* _Work required_
Find the lines below that contain the word "price" and count them. Only the number should be given.

***

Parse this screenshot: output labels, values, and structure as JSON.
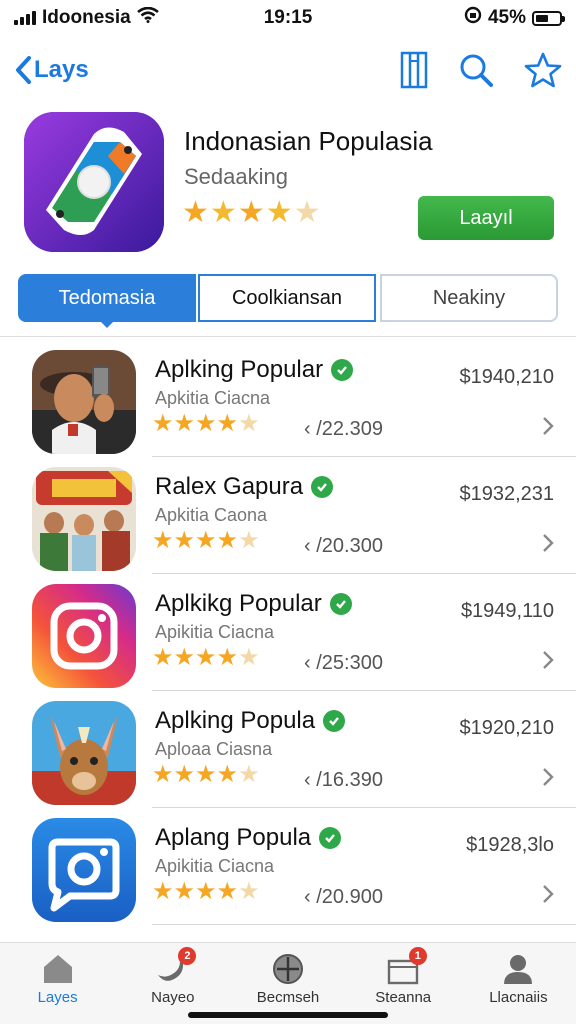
{
  "status_bar": {
    "carrier": "Idoonesia",
    "time": "19:15",
    "battery": "45%"
  },
  "nav": {
    "back_label": "Lays"
  },
  "hero": {
    "title": "Indonasian Populasia",
    "subtitle": "Sedaaking",
    "rating": 4,
    "get_label": "Laayıl"
  },
  "segments": [
    "Tedomasia",
    "Coolkiansan",
    "Neakiny"
  ],
  "apps": [
    {
      "name": "Aplking Popular",
      "developer": "Apkitia Ciacna",
      "count": "/22.309",
      "price": "$1940,210",
      "icon": "selfie-photo-icon"
    },
    {
      "name": "Ralex Gapura",
      "developer": "Apkitia Caona",
      "count": "/20.300",
      "price": "$1932,231",
      "icon": "group-photo-icon"
    },
    {
      "name": "Aplkikg Popular",
      "developer": "Apikitia Ciacna",
      "count": "/25:300",
      "price": "$1949,110",
      "icon": "camera-gradient-icon"
    },
    {
      "name": "Aplking Popula",
      "developer": "Aploaa Ciasna",
      "count": "/16.390",
      "price": "$1920,210",
      "icon": "kangaroo-icon"
    },
    {
      "name": "Aplang Popula",
      "developer": "Apikitia Ciacna",
      "count": "/20.900",
      "price": "$1928,3lo",
      "icon": "chat-camera-icon"
    }
  ],
  "tabs": [
    {
      "label": "Layes",
      "active": true,
      "badge": ""
    },
    {
      "label": "Nayeo",
      "active": false,
      "badge": "2"
    },
    {
      "label": "Becmseh",
      "active": false,
      "badge": ""
    },
    {
      "label": "Steanna",
      "active": false,
      "badge": "1"
    },
    {
      "label": "Llacnaiis",
      "active": false,
      "badge": ""
    }
  ]
}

***

* _Response for this exercise_
5